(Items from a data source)
========================

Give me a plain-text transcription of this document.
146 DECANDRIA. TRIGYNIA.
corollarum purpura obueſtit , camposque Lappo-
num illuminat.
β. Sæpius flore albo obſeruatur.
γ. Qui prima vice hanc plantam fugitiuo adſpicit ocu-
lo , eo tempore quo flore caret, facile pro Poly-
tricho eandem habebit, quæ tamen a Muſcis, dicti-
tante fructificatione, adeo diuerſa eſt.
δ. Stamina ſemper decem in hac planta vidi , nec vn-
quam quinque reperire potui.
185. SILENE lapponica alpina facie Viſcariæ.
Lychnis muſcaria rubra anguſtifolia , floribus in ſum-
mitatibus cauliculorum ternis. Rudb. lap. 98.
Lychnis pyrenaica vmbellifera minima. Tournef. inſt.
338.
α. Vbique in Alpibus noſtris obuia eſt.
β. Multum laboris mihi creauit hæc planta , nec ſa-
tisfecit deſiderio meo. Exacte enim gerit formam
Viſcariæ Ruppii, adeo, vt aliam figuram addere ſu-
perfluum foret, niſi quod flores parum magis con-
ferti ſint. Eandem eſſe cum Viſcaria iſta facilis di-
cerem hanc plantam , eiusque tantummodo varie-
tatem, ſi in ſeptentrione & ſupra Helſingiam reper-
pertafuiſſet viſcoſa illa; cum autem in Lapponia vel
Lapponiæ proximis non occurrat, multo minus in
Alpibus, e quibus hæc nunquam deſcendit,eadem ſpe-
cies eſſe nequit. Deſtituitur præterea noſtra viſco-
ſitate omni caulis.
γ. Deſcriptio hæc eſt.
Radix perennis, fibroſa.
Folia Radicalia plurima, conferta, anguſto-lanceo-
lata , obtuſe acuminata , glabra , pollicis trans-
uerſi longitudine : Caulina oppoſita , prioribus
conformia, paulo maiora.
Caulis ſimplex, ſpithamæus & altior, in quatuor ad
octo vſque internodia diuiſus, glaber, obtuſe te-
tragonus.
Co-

========================

▶ Task directions: Extract every line containing the string "plantam" from the material.

▶ Problem solution:
γ. Qui prima vice hanc plantam fugitiuo adſpicit ocu-
cerem hanc plantam , eiusque tantummodo varie-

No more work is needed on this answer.